## INFORMATION GIVEN
-- Start --
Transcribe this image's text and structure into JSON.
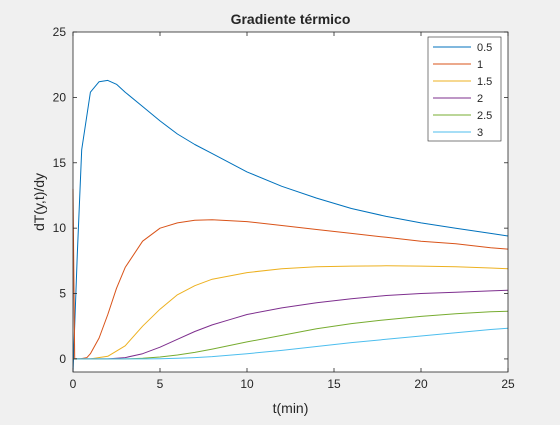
{
  "chart_data": {
    "type": "line",
    "title": "Gradiente térmico",
    "xlabel": "t(min)",
    "ylabel": "dT(y,t)/dy",
    "xlim": [
      0,
      25
    ],
    "ylim": [
      -1,
      25
    ],
    "xticks": [
      0,
      5,
      10,
      15,
      20,
      25
    ],
    "yticks": [
      0,
      5,
      10,
      15,
      20,
      25
    ],
    "grid": false,
    "legend_position": "top-right",
    "series": [
      {
        "name": "0.5",
        "color": "#0072BD",
        "x": [
          0,
          0.25,
          0.5,
          1,
          1.5,
          2,
          2.5,
          3,
          4,
          5,
          6,
          7,
          8,
          10,
          12,
          14,
          16,
          18,
          20,
          22,
          24,
          25
        ],
        "y": [
          -1,
          8,
          16,
          20.4,
          21.2,
          21.3,
          21.0,
          20.4,
          19.3,
          18.2,
          17.2,
          16.4,
          15.7,
          14.3,
          13.2,
          12.3,
          11.5,
          10.9,
          10.4,
          10.0,
          9.6,
          9.4
        ]
      },
      {
        "name": "1",
        "color": "#D95319",
        "x": [
          0,
          0.1,
          0.4,
          0.8,
          1,
          1.5,
          2,
          2.5,
          3,
          4,
          5,
          6,
          7,
          8,
          10,
          12,
          14,
          16,
          18,
          20,
          22,
          24,
          25
        ],
        "y": [
          13,
          0,
          0,
          0.1,
          0.4,
          1.6,
          3.4,
          5.4,
          7.0,
          9.0,
          10.0,
          10.4,
          10.6,
          10.65,
          10.5,
          10.2,
          9.9,
          9.6,
          9.3,
          9.0,
          8.8,
          8.5,
          8.4
        ]
      },
      {
        "name": "1.5",
        "color": "#EDB120",
        "x": [
          0,
          1,
          2,
          3,
          4,
          5,
          6,
          7,
          8,
          10,
          12,
          14,
          16,
          18,
          20,
          22,
          24,
          25
        ],
        "y": [
          0,
          0,
          0.2,
          1.0,
          2.5,
          3.8,
          4.9,
          5.6,
          6.1,
          6.6,
          6.9,
          7.05,
          7.1,
          7.12,
          7.1,
          7.05,
          6.95,
          6.9
        ]
      },
      {
        "name": "2",
        "color": "#7E2F8E",
        "x": [
          0,
          2,
          3,
          4,
          5,
          6,
          7,
          8,
          9,
          10,
          12,
          14,
          16,
          18,
          20,
          22,
          24,
          25
        ],
        "y": [
          0,
          0,
          0.1,
          0.4,
          0.9,
          1.5,
          2.1,
          2.6,
          3.0,
          3.4,
          3.9,
          4.3,
          4.6,
          4.85,
          5.0,
          5.1,
          5.2,
          5.25
        ]
      },
      {
        "name": "2.5",
        "color": "#77AC30",
        "x": [
          0,
          3,
          4,
          5,
          6,
          7,
          8,
          10,
          12,
          14,
          16,
          18,
          20,
          22,
          24,
          25
        ],
        "y": [
          0,
          0,
          0.05,
          0.15,
          0.3,
          0.5,
          0.75,
          1.3,
          1.8,
          2.3,
          2.7,
          3.0,
          3.25,
          3.45,
          3.6,
          3.65
        ]
      },
      {
        "name": "3",
        "color": "#4DBEEE",
        "x": [
          0,
          4,
          5,
          6,
          7,
          8,
          10,
          12,
          14,
          16,
          18,
          20,
          22,
          24,
          25
        ],
        "y": [
          0,
          0,
          0.02,
          0.05,
          0.1,
          0.18,
          0.4,
          0.65,
          0.95,
          1.25,
          1.5,
          1.75,
          2.0,
          2.25,
          2.35
        ]
      }
    ]
  }
}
-- End --
## EXERCISE
Will you set down the records word for word while leaving out every picture?

## SOLUTION FOR THIS PROBLEM
Transcribe this image's text and structure into JSON.
{
  "chart_data": {
    "type": "line",
    "title": "Gradiente térmico",
    "xlabel": "t(min)",
    "ylabel": "dT(y,t)/dy",
    "xlim": [
      0,
      25
    ],
    "ylim": [
      -1,
      25
    ],
    "xticks": [
      0,
      5,
      10,
      15,
      20,
      25
    ],
    "yticks": [
      0,
      5,
      10,
      15,
      20,
      25
    ],
    "grid": false,
    "legend_position": "top-right",
    "series": [
      {
        "name": "0.5",
        "color": "#0072BD",
        "x": [
          0,
          0.25,
          0.5,
          1,
          1.5,
          2,
          2.5,
          3,
          4,
          5,
          6,
          7,
          8,
          10,
          12,
          14,
          16,
          18,
          20,
          22,
          24,
          25
        ],
        "y": [
          -1,
          8,
          16,
          20.4,
          21.2,
          21.3,
          21.0,
          20.4,
          19.3,
          18.2,
          17.2,
          16.4,
          15.7,
          14.3,
          13.2,
          12.3,
          11.5,
          10.9,
          10.4,
          10.0,
          9.6,
          9.4
        ]
      },
      {
        "name": "1",
        "color": "#D95319",
        "x": [
          0,
          0.1,
          0.4,
          0.8,
          1,
          1.5,
          2,
          2.5,
          3,
          4,
          5,
          6,
          7,
          8,
          10,
          12,
          14,
          16,
          18,
          20,
          22,
          24,
          25
        ],
        "y": [
          13,
          0,
          0,
          0.1,
          0.4,
          1.6,
          3.4,
          5.4,
          7.0,
          9.0,
          10.0,
          10.4,
          10.6,
          10.65,
          10.5,
          10.2,
          9.9,
          9.6,
          9.3,
          9.0,
          8.8,
          8.5,
          8.4
        ]
      },
      {
        "name": "1.5",
        "color": "#EDB120",
        "x": [
          0,
          1,
          2,
          3,
          4,
          5,
          6,
          7,
          8,
          10,
          12,
          14,
          16,
          18,
          20,
          22,
          24,
          25
        ],
        "y": [
          0,
          0,
          0.2,
          1.0,
          2.5,
          3.8,
          4.9,
          5.6,
          6.1,
          6.6,
          6.9,
          7.05,
          7.1,
          7.12,
          7.1,
          7.05,
          6.95,
          6.9
        ]
      },
      {
        "name": "2",
        "color": "#7E2F8E",
        "x": [
          0,
          2,
          3,
          4,
          5,
          6,
          7,
          8,
          9,
          10,
          12,
          14,
          16,
          18,
          20,
          22,
          24,
          25
        ],
        "y": [
          0,
          0,
          0.1,
          0.4,
          0.9,
          1.5,
          2.1,
          2.6,
          3.0,
          3.4,
          3.9,
          4.3,
          4.6,
          4.85,
          5.0,
          5.1,
          5.2,
          5.25
        ]
      },
      {
        "name": "2.5",
        "color": "#77AC30",
        "x": [
          0,
          3,
          4,
          5,
          6,
          7,
          8,
          10,
          12,
          14,
          16,
          18,
          20,
          22,
          24,
          25
        ],
        "y": [
          0,
          0,
          0.05,
          0.15,
          0.3,
          0.5,
          0.75,
          1.3,
          1.8,
          2.3,
          2.7,
          3.0,
          3.25,
          3.45,
          3.6,
          3.65
        ]
      },
      {
        "name": "3",
        "color": "#4DBEEE",
        "x": [
          0,
          4,
          5,
          6,
          7,
          8,
          10,
          12,
          14,
          16,
          18,
          20,
          22,
          24,
          25
        ],
        "y": [
          0,
          0,
          0.02,
          0.05,
          0.1,
          0.18,
          0.4,
          0.65,
          0.95,
          1.25,
          1.5,
          1.75,
          2.0,
          2.25,
          2.35
        ]
      }
    ]
  }
}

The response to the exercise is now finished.